Information shown:
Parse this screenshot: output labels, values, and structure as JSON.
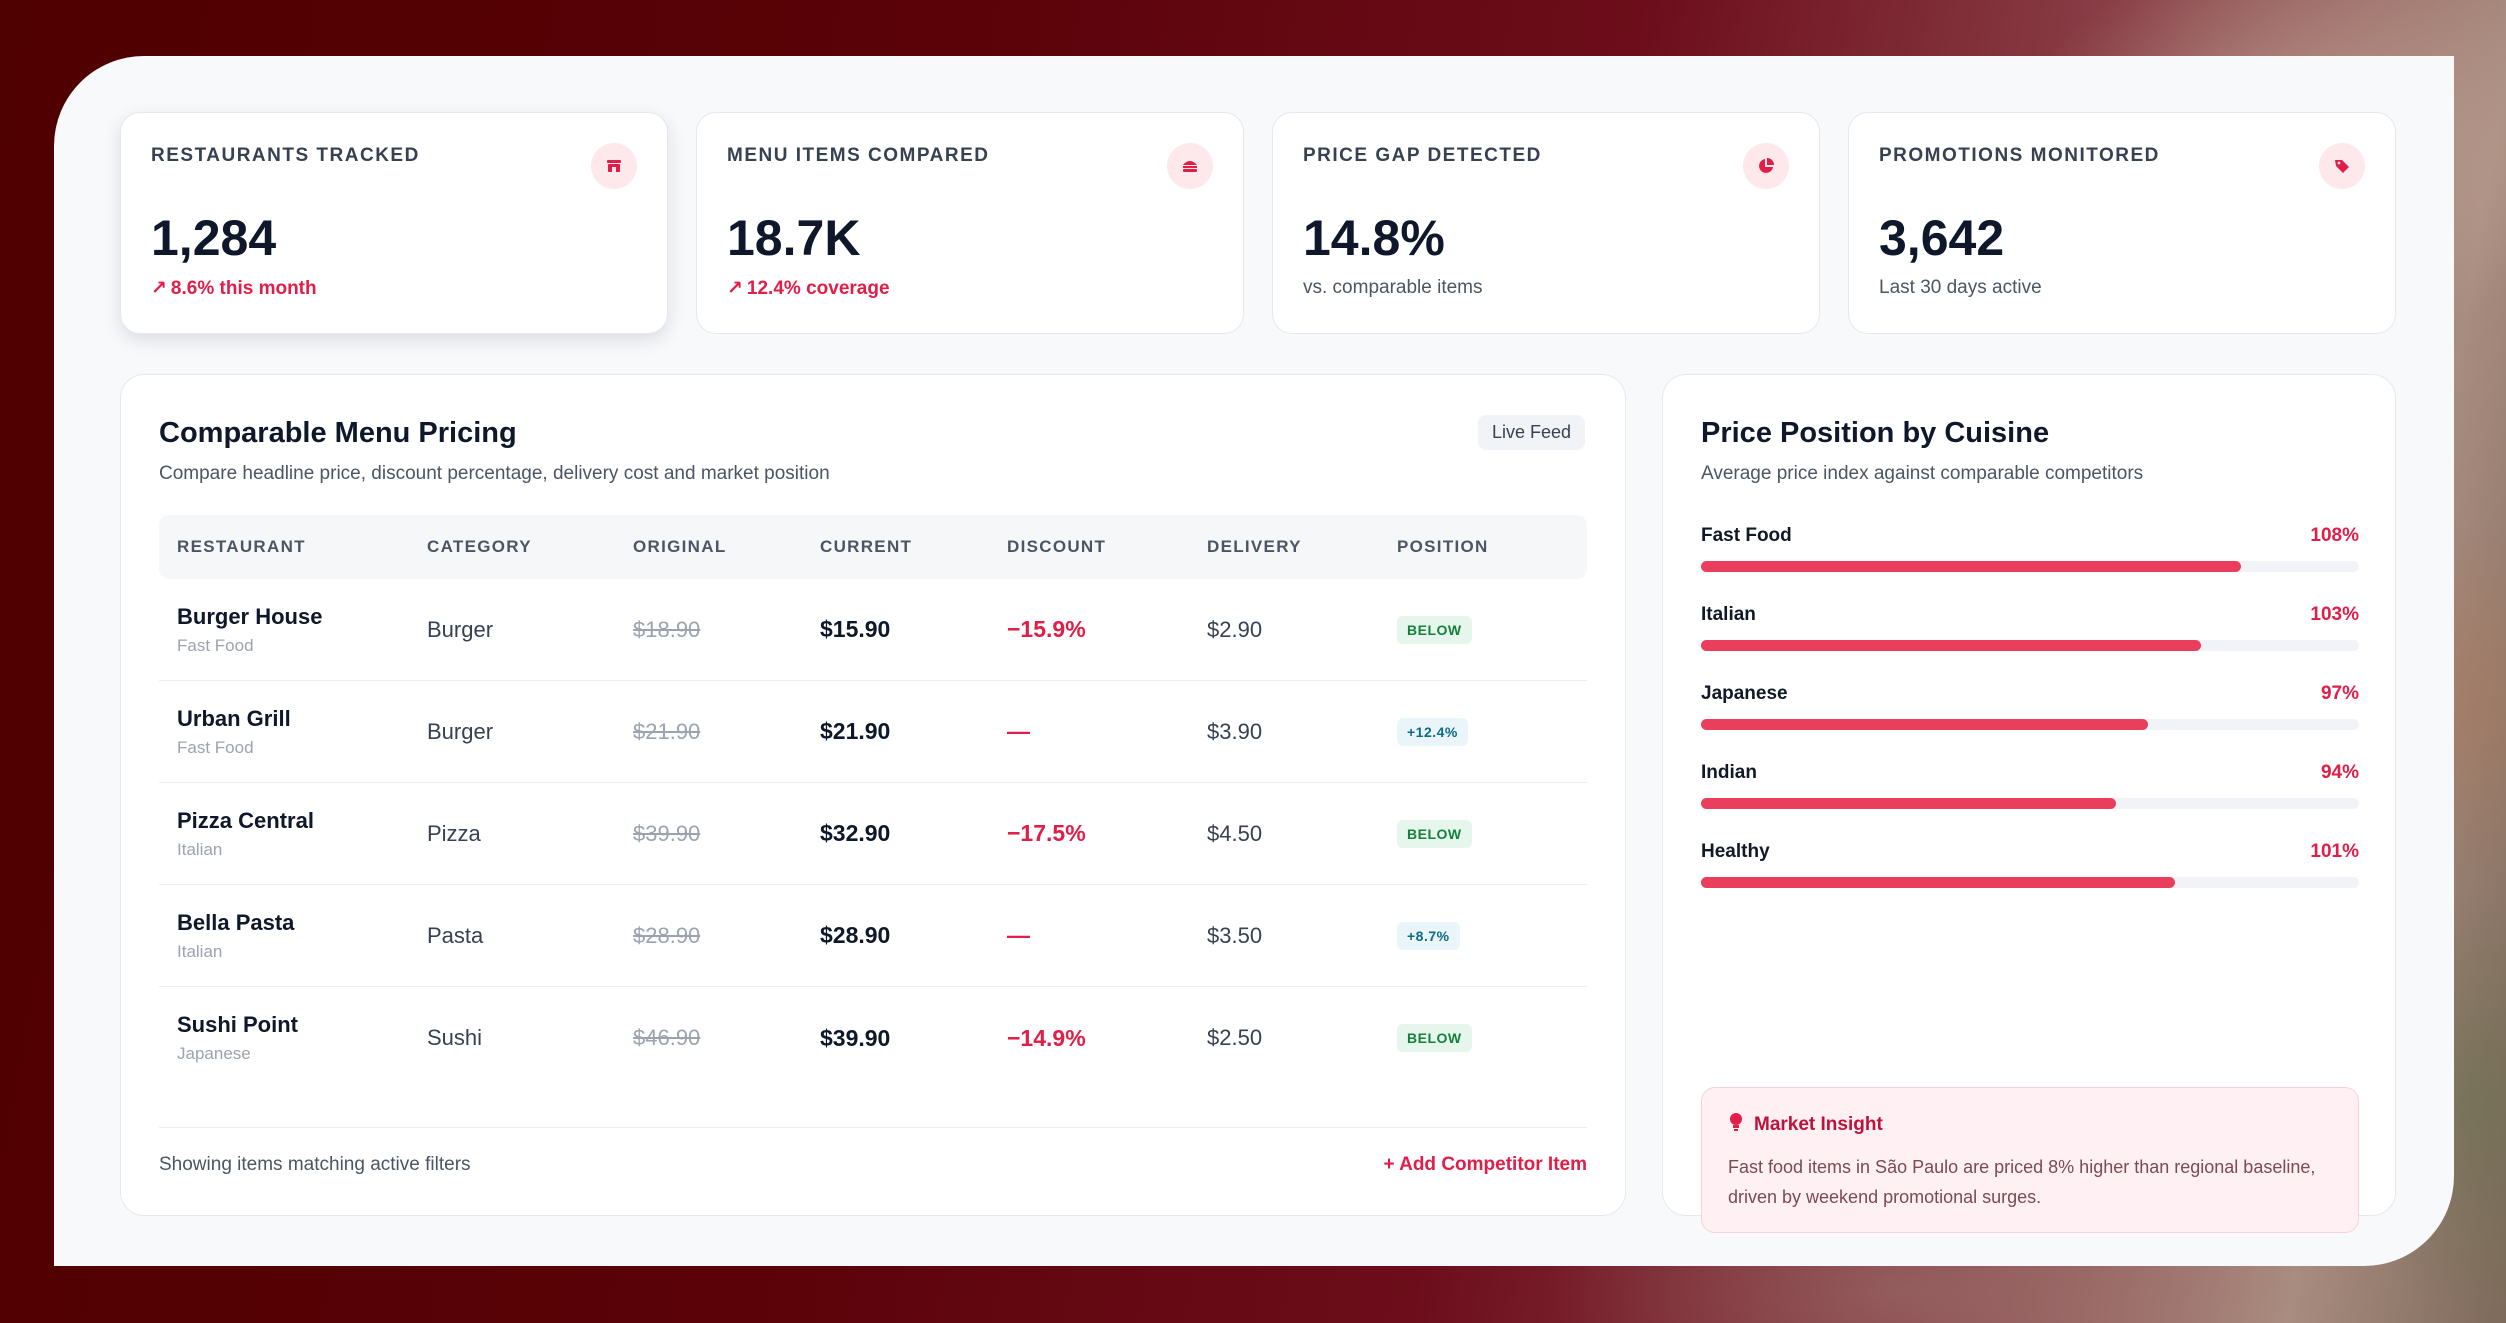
{
  "kpis": [
    {
      "label": "RESTAURANTS TRACKED",
      "value": "1,284",
      "sub": "8.6% this month",
      "trend": true,
      "icon": "store-icon"
    },
    {
      "label": "MENU ITEMS COMPARED",
      "value": "18.7K",
      "sub": "12.4% coverage",
      "trend": true,
      "icon": "burger-icon"
    },
    {
      "label": "PRICE GAP DETECTED",
      "value": "14.8%",
      "sub": "vs. comparable items",
      "trend": false,
      "icon": "pie-chart-icon"
    },
    {
      "label": "PROMOTIONS MONITORED",
      "value": "3,642",
      "sub": "Last 30 days active",
      "trend": false,
      "icon": "tag-icon"
    }
  ],
  "pricing": {
    "title": "Comparable Menu Pricing",
    "subtitle": "Compare headline price, discount percentage, delivery cost and market position",
    "badge": "Live Feed",
    "columns": [
      "RESTAURANT",
      "CATEGORY",
      "ORIGINAL",
      "CURRENT",
      "DISCOUNT",
      "DELIVERY",
      "POSITION"
    ],
    "rows": [
      {
        "name": "Burger House",
        "cuisine": "Fast Food",
        "category": "Burger",
        "original": "$18.90",
        "current": "$15.90",
        "discount": "−15.9%",
        "delivery": "$2.90",
        "position": "BELOW"
      },
      {
        "name": "Urban Grill",
        "cuisine": "Fast Food",
        "category": "Burger",
        "original": "$21.90",
        "current": "$21.90",
        "discount": "—",
        "delivery": "$3.90",
        "position": "+12.4%"
      },
      {
        "name": "Pizza Central",
        "cuisine": "Italian",
        "category": "Pizza",
        "original": "$39.90",
        "current": "$32.90",
        "discount": "−17.5%",
        "delivery": "$4.50",
        "position": "BELOW"
      },
      {
        "name": "Bella Pasta",
        "cuisine": "Italian",
        "category": "Pasta",
        "original": "$28.90",
        "current": "$28.90",
        "discount": "—",
        "delivery": "$3.50",
        "position": "+8.7%"
      },
      {
        "name": "Sushi Point",
        "cuisine": "Japanese",
        "category": "Sushi",
        "original": "$46.90",
        "current": "$39.90",
        "discount": "−14.9%",
        "delivery": "$2.50",
        "position": "BELOW"
      }
    ],
    "footer_note": "Showing items matching active filters",
    "add_link": "+ Add Competitor Item"
  },
  "cuisine": {
    "title": "Price Position by Cuisine",
    "subtitle": "Average price index against comparable competitors",
    "items": [
      {
        "name": "Fast Food",
        "label": "108%",
        "fill": 0.82
      },
      {
        "name": "Italian",
        "label": "103%",
        "fill": 0.76
      },
      {
        "name": "Japanese",
        "label": "97%",
        "fill": 0.68
      },
      {
        "name": "Indian",
        "label": "94%",
        "fill": 0.63
      },
      {
        "name": "Healthy",
        "label": "101%",
        "fill": 0.72
      }
    ],
    "insight_title": "Market Insight",
    "insight_text": "Fast food items in São Paulo are priced 8% higher than regional baseline, driven by weekend promotional surges."
  },
  "colors": {
    "accent": "#e11d48",
    "bar": "#ea3f5c",
    "below_badge": "#15803d",
    "above_badge": "#0e6a85"
  }
}
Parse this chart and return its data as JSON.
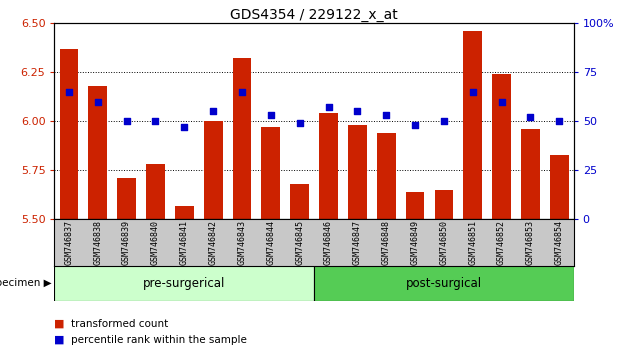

Given instruction: Work out how many lines in the records above hold the string "JSON", then give only that count.

Task solution: 2